■ TASK DIRECTIONS ■
Gather from the material every line that contains the string "declared".

---

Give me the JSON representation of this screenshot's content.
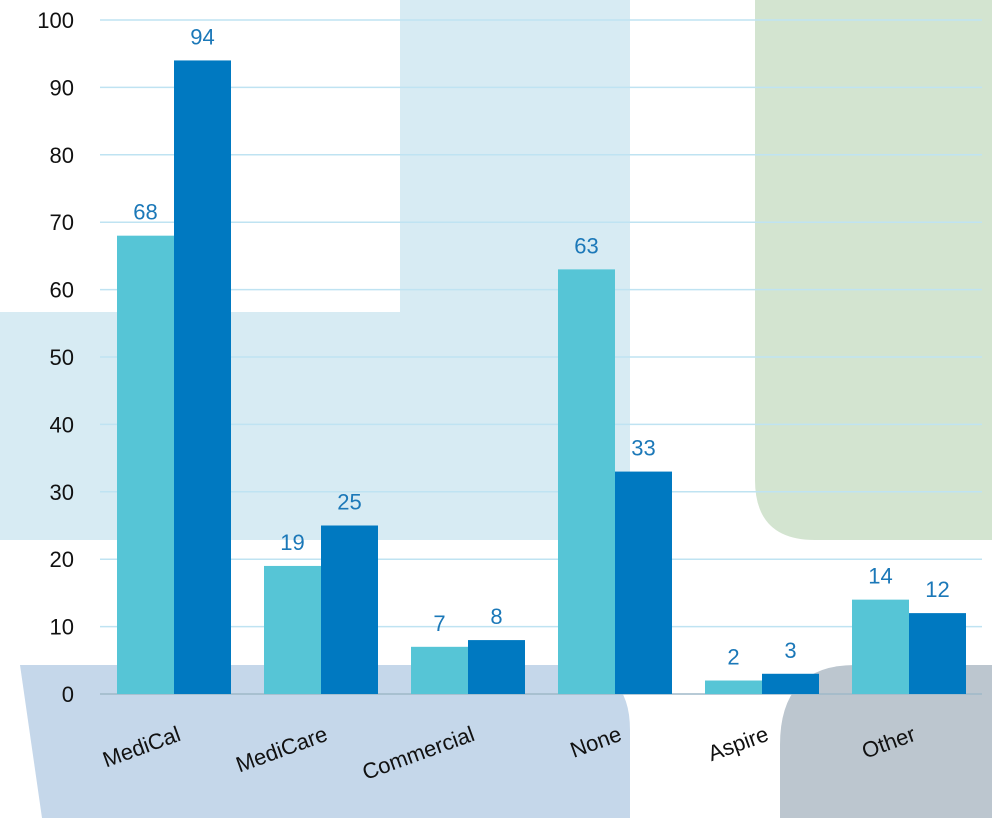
{
  "chart_data": {
    "type": "bar",
    "title": "",
    "xlabel": "",
    "ylabel": "",
    "categories": [
      "MediCal",
      "MediCare",
      "Commercial",
      "None",
      "Aspire",
      "Other"
    ],
    "series": [
      {
        "values": [
          68,
          19,
          7,
          63,
          2,
          14
        ],
        "color": "#56c5d6"
      },
      {
        "values": [
          94,
          25,
          8,
          33,
          3,
          12
        ],
        "color": "#0079c1"
      }
    ],
    "ylim": [
      0,
      100
    ],
    "yticks": [
      0,
      10,
      20,
      30,
      40,
      50,
      60,
      70,
      80,
      90,
      100
    ],
    "grid": true,
    "legend": "none"
  },
  "colors": {
    "gridline": "#bfe3f2",
    "data_label": "#1b78b8",
    "bg_light_blue": "#d7ebf3",
    "bg_green": "#d3e4d0",
    "bg_periwinkle": "#c5d7ea",
    "bg_gray": "#bcc6cf"
  }
}
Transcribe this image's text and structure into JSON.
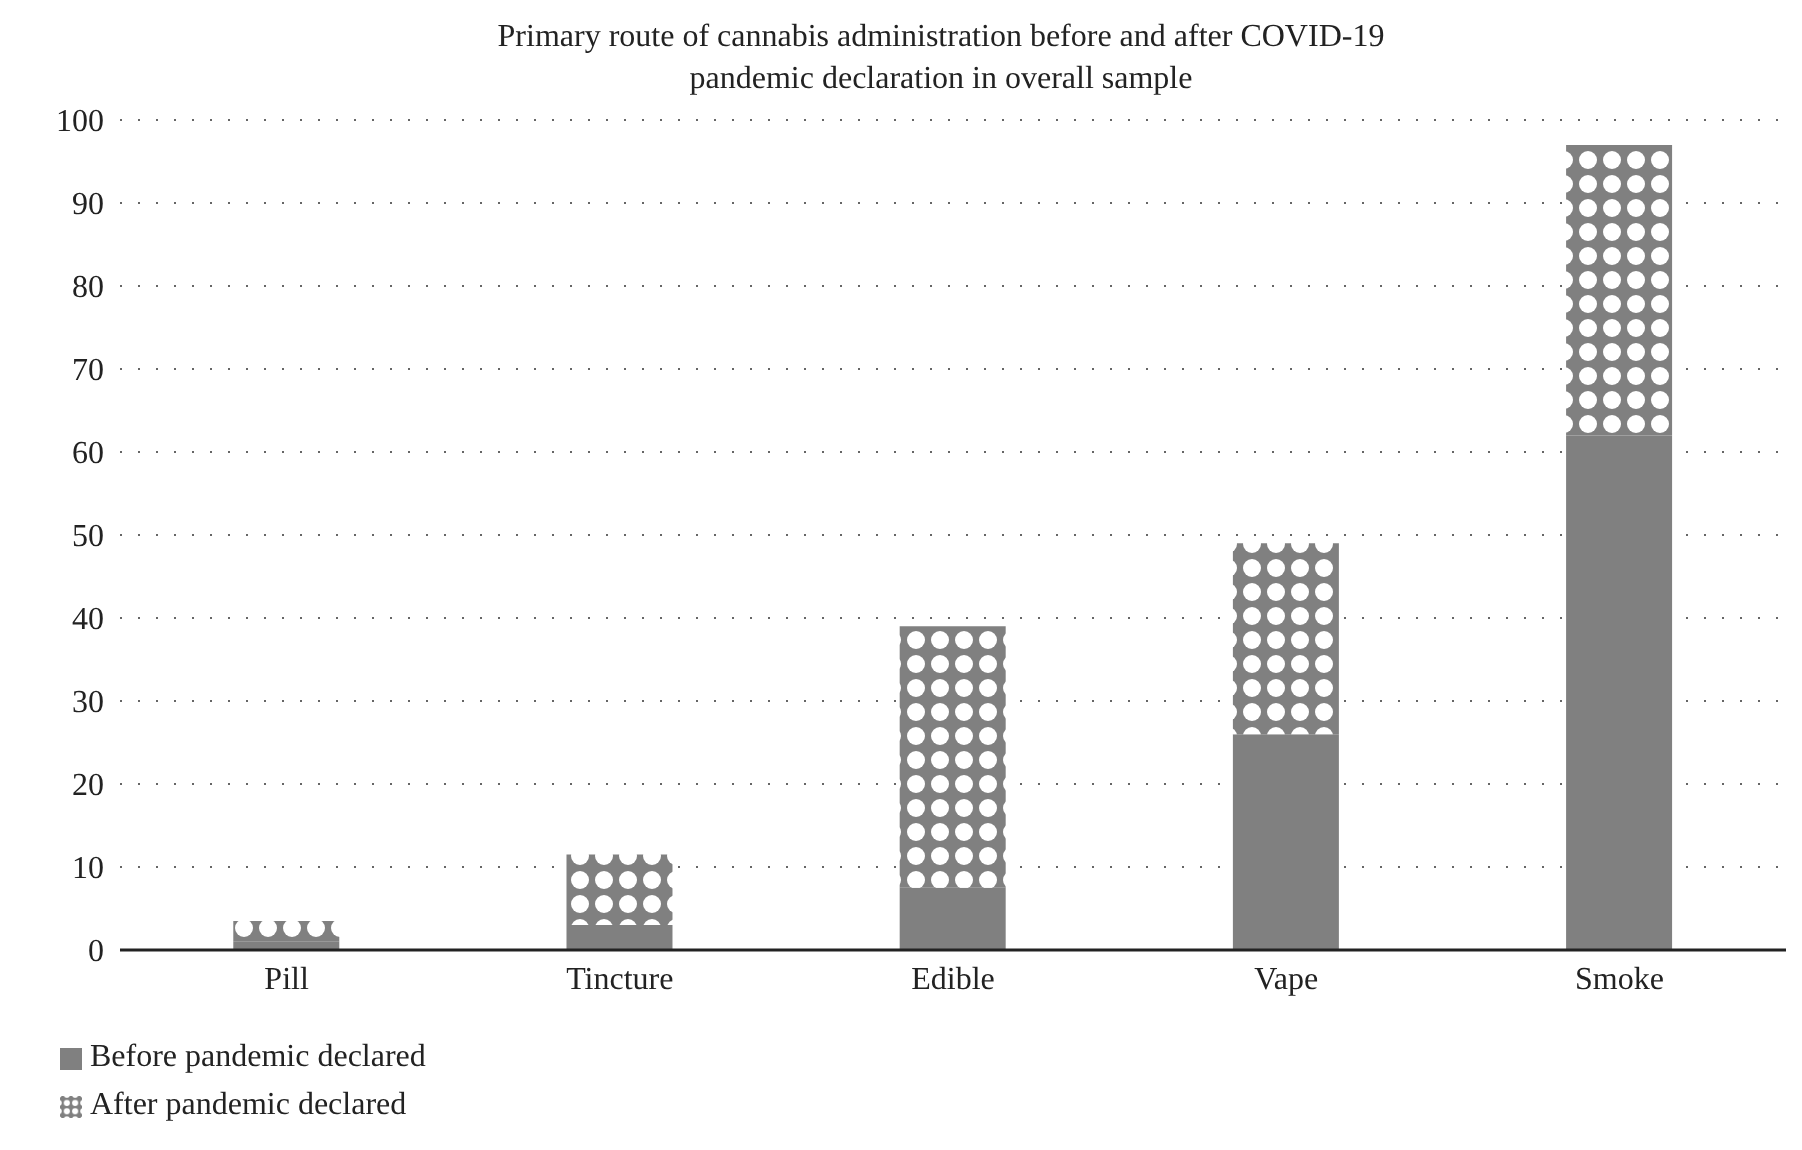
{
  "chart_data": {
    "type": "bar",
    "title": "Primary route of cannabis administration before and after COVID-19 pandemic declaration in overall sample",
    "categories": [
      "Pill",
      "Tincture",
      "Edible",
      "Vape",
      "Smoke"
    ],
    "stacked": true,
    "series": [
      {
        "name": "Before pandemic declared",
        "color": "#808080",
        "values": [
          1,
          3,
          7.5,
          26,
          62
        ]
      },
      {
        "name": "After pandemic declared",
        "color": "#808080",
        "values": [
          2.5,
          8.5,
          31.5,
          23,
          35
        ]
      }
    ],
    "ylim": [
      0,
      100
    ],
    "yticks": [
      0,
      10,
      20,
      30,
      40,
      50,
      60,
      70,
      80,
      90,
      100
    ],
    "grid": "y",
    "legend": "bottom left"
  }
}
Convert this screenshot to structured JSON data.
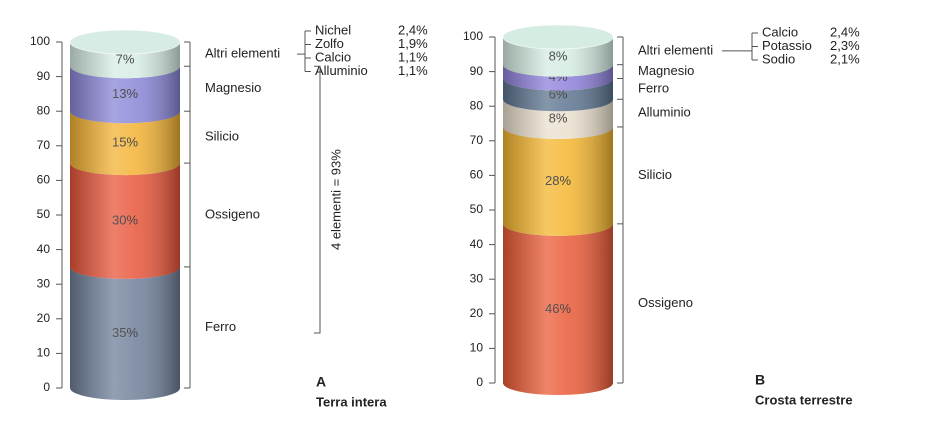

---

■ FULL SOLUTION ■
        "name": "Before pandemic declared",
        "name": "After pandemic declared",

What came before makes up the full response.